:: Written problem ::
Rewrite the material below with every "data-label" changed to "value-label" and all other text kept the same. Leave the pictures out.

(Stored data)

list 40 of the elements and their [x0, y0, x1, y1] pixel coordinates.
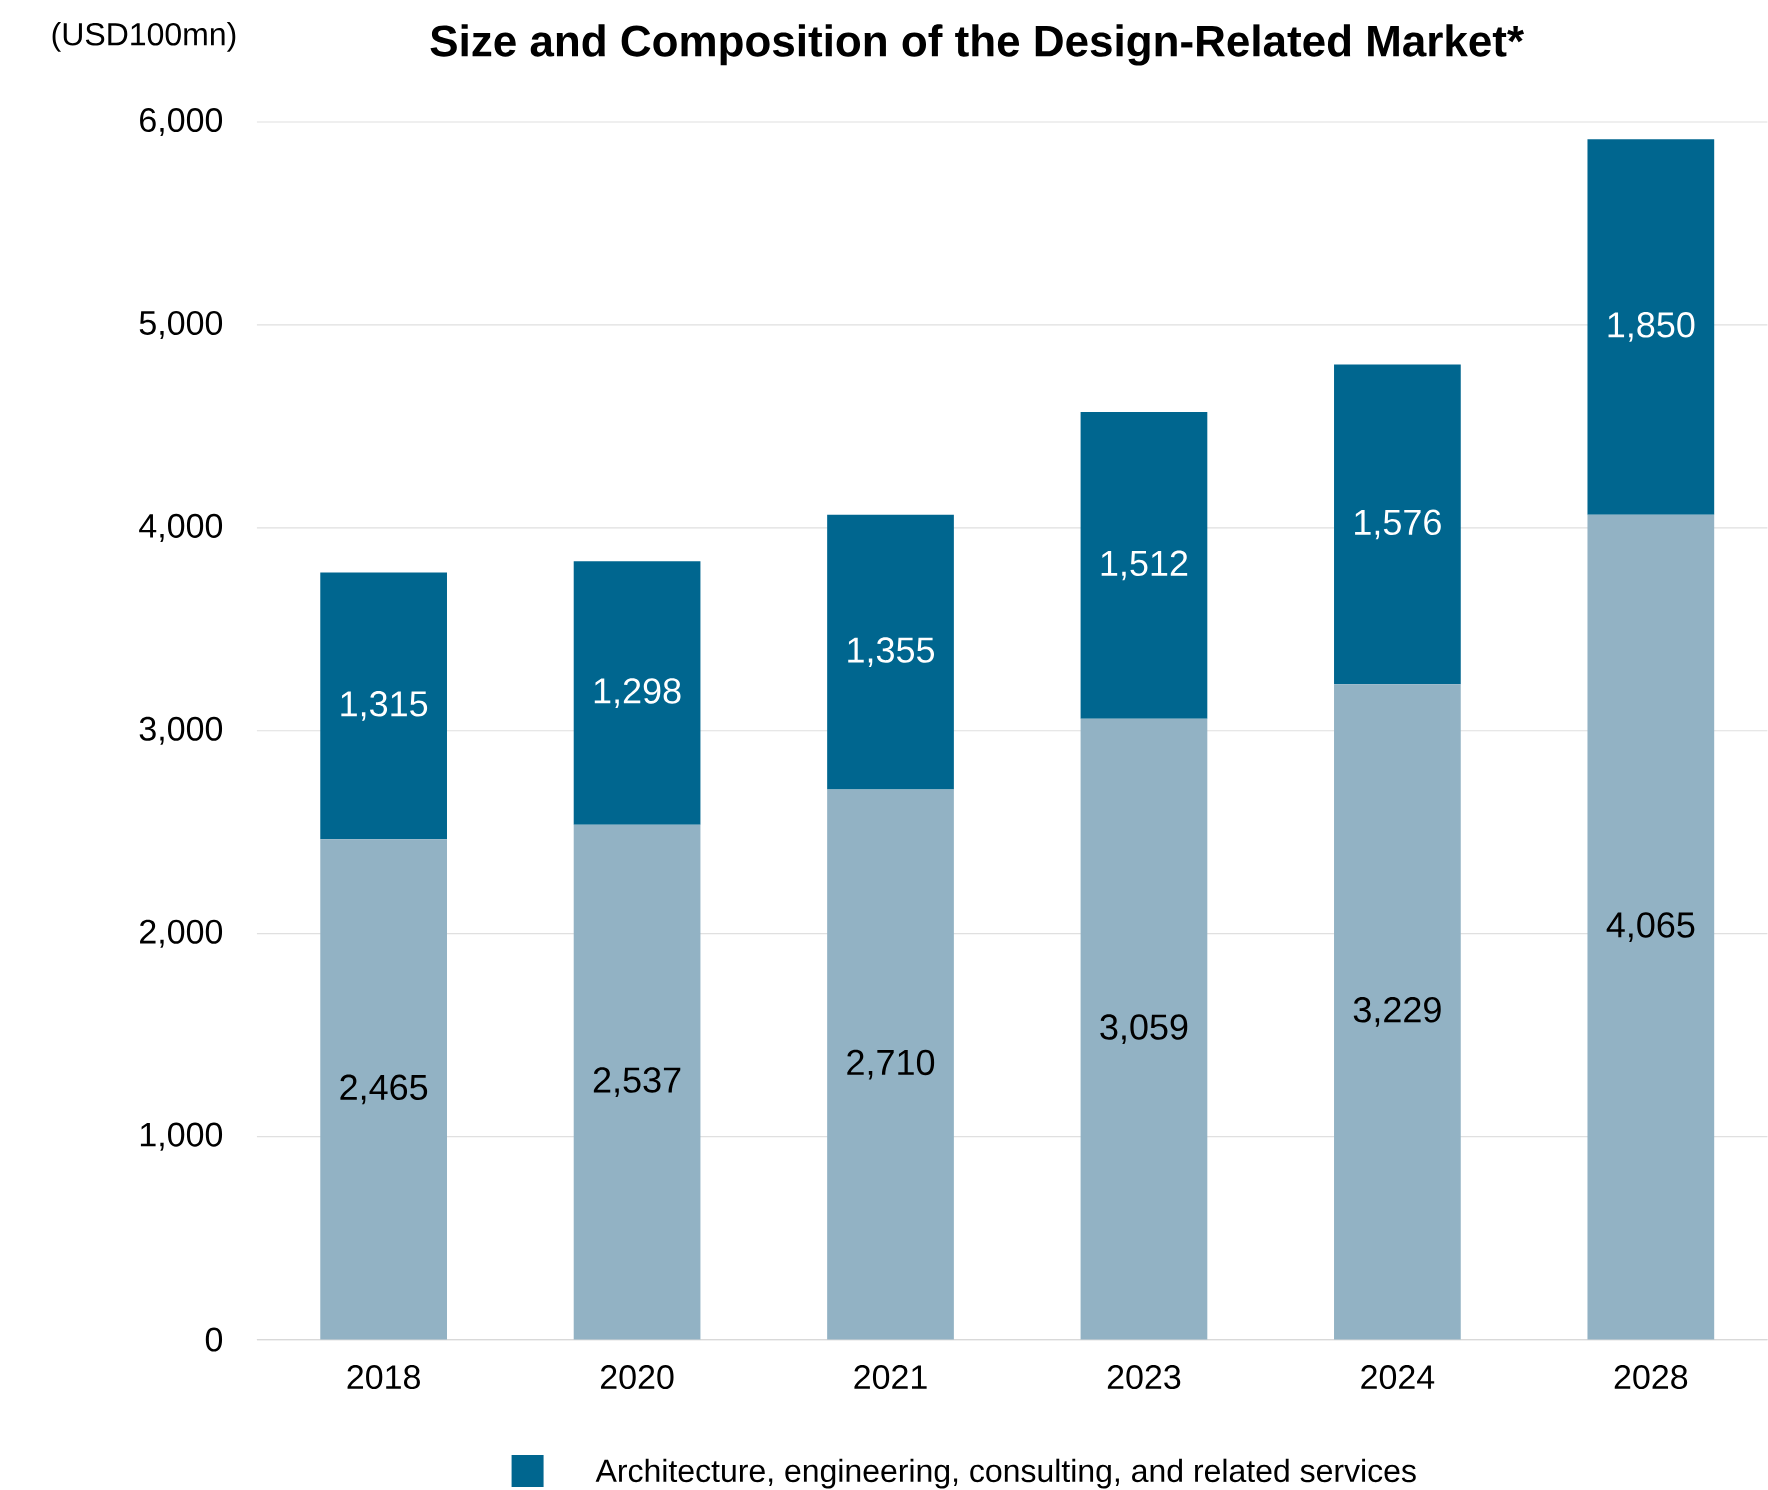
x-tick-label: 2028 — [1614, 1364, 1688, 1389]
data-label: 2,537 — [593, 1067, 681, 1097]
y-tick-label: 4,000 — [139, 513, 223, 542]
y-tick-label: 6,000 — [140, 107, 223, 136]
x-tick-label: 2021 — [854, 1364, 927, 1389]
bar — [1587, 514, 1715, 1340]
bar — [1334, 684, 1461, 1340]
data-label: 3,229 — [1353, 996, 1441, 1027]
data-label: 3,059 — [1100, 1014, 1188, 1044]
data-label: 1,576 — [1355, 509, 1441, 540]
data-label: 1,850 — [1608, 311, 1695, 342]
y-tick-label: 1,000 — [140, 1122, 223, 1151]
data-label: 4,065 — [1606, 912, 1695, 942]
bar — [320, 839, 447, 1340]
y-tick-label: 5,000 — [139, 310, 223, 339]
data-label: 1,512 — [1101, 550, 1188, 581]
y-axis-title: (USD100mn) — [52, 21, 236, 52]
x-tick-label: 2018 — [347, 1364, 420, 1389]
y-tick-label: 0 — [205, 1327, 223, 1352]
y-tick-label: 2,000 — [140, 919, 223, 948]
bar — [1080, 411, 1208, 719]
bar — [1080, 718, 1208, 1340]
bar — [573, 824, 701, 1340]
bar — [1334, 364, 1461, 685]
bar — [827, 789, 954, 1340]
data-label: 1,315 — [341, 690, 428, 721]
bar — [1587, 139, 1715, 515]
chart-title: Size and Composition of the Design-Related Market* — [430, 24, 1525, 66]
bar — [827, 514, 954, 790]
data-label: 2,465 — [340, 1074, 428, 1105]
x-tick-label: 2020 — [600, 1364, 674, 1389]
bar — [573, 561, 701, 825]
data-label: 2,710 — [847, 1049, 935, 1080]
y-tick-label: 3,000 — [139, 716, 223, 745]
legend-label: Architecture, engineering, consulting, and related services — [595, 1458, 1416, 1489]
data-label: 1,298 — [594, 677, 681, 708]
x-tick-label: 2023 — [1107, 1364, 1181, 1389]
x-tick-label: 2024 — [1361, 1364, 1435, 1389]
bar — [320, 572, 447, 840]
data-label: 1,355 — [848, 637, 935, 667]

:: Task result ::
list 40 of the elements and their [x0, y0, x1, y1] pixel coordinates.
x-tick-label: 2028 — [1614, 1364, 1688, 1389]
value-label: 2,537 — [593, 1067, 681, 1097]
y-tick-label: 4,000 — [139, 513, 223, 542]
y-tick-label: 6,000 — [140, 107, 223, 136]
x-tick-label: 2021 — [854, 1364, 927, 1389]
bar — [1587, 514, 1715, 1340]
bar — [1334, 684, 1461, 1340]
value-label: 3,229 — [1353, 996, 1441, 1027]
value-label: 3,059 — [1100, 1014, 1188, 1044]
value-label: 1,576 — [1355, 509, 1441, 540]
value-label: 1,850 — [1608, 311, 1695, 342]
y-tick-label: 1,000 — [140, 1122, 223, 1151]
value-label: 4,065 — [1606, 912, 1695, 942]
bar — [320, 839, 447, 1340]
y-tick-label: 5,000 — [139, 310, 223, 339]
value-label: 1,512 — [1101, 550, 1188, 581]
y-axis-title: (USD100mn) — [52, 21, 236, 52]
x-tick-label: 2018 — [347, 1364, 420, 1389]
y-tick-label: 0 — [205, 1327, 223, 1352]
y-tick-label: 2,000 — [140, 919, 223, 948]
bar — [1080, 411, 1208, 719]
bar — [1080, 718, 1208, 1340]
bar — [573, 824, 701, 1340]
bar — [1334, 364, 1461, 685]
bar — [827, 789, 954, 1340]
value-label: 1,315 — [341, 690, 428, 721]
bar — [1587, 139, 1715, 515]
chart-title: Size and Composition of the Design-Related Market* — [430, 24, 1525, 66]
bar — [827, 514, 954, 790]
value-label: 2,465 — [340, 1074, 428, 1105]
x-tick-label: 2020 — [600, 1364, 674, 1389]
bar — [573, 561, 701, 825]
value-label: 2,710 — [847, 1049, 935, 1080]
y-tick-label: 3,000 — [139, 716, 223, 745]
legend-label: Architecture, engineering, consulting, and related services — [595, 1458, 1416, 1489]
value-label: 1,298 — [594, 677, 681, 708]
x-tick-label: 2023 — [1107, 1364, 1181, 1389]
x-tick-label: 2024 — [1361, 1364, 1435, 1389]
bar — [320, 572, 447, 840]
value-label: 1,355 — [848, 637, 935, 667]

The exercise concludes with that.